Exercise goal
Copy every line of the data that contains the string "Настройки".

#### Records ####

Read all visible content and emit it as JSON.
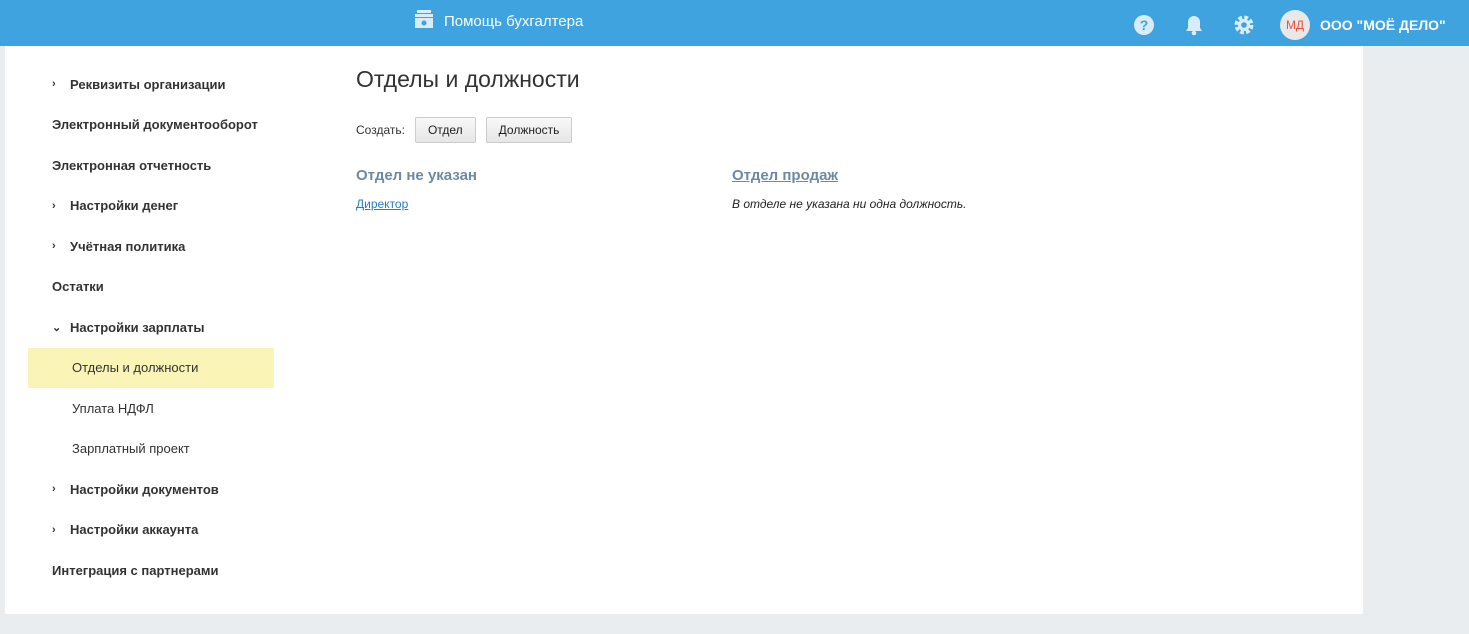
{
  "header": {
    "title": "Помощь бухгалтера",
    "avatar": "МД",
    "org": "ООО \"МОЁ ДЕЛО\""
  },
  "sidebar": {
    "items": [
      {
        "label": "Реквизиты организации",
        "chevron": "›"
      },
      {
        "label": "Электронный документооборот"
      },
      {
        "label": "Электронная отчетность"
      },
      {
        "label": "Настройки денег",
        "chevron": "›"
      },
      {
        "label": "Учётная политика",
        "chevron": "›"
      },
      {
        "label": "Остатки"
      },
      {
        "label": "Настройки зарплаты",
        "chevron": "⌄"
      },
      {
        "label": "Отделы и должности"
      },
      {
        "label": "Уплата НДФЛ"
      },
      {
        "label": "Зарплатный проект"
      },
      {
        "label": "Настройки документов",
        "chevron": "›"
      },
      {
        "label": "Настройки аккаунта",
        "chevron": "›"
      },
      {
        "label": "Интеграция с партнерами"
      }
    ]
  },
  "main": {
    "title": "Отделы и должности",
    "create_label": "Создать:",
    "btn_department": "Отдел",
    "btn_position": "Должность",
    "departments": [
      {
        "name": "Отдел не указан",
        "position": "Директор"
      },
      {
        "name": "Отдел продаж",
        "empty": "В отделе не указана ни одна должность."
      }
    ]
  }
}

####

Written answer
        "label": "Настройки денег",
        "label": "Настройки зарплаты",
        "label": "Настройки документов",
        "label": "Настройки аккаунта",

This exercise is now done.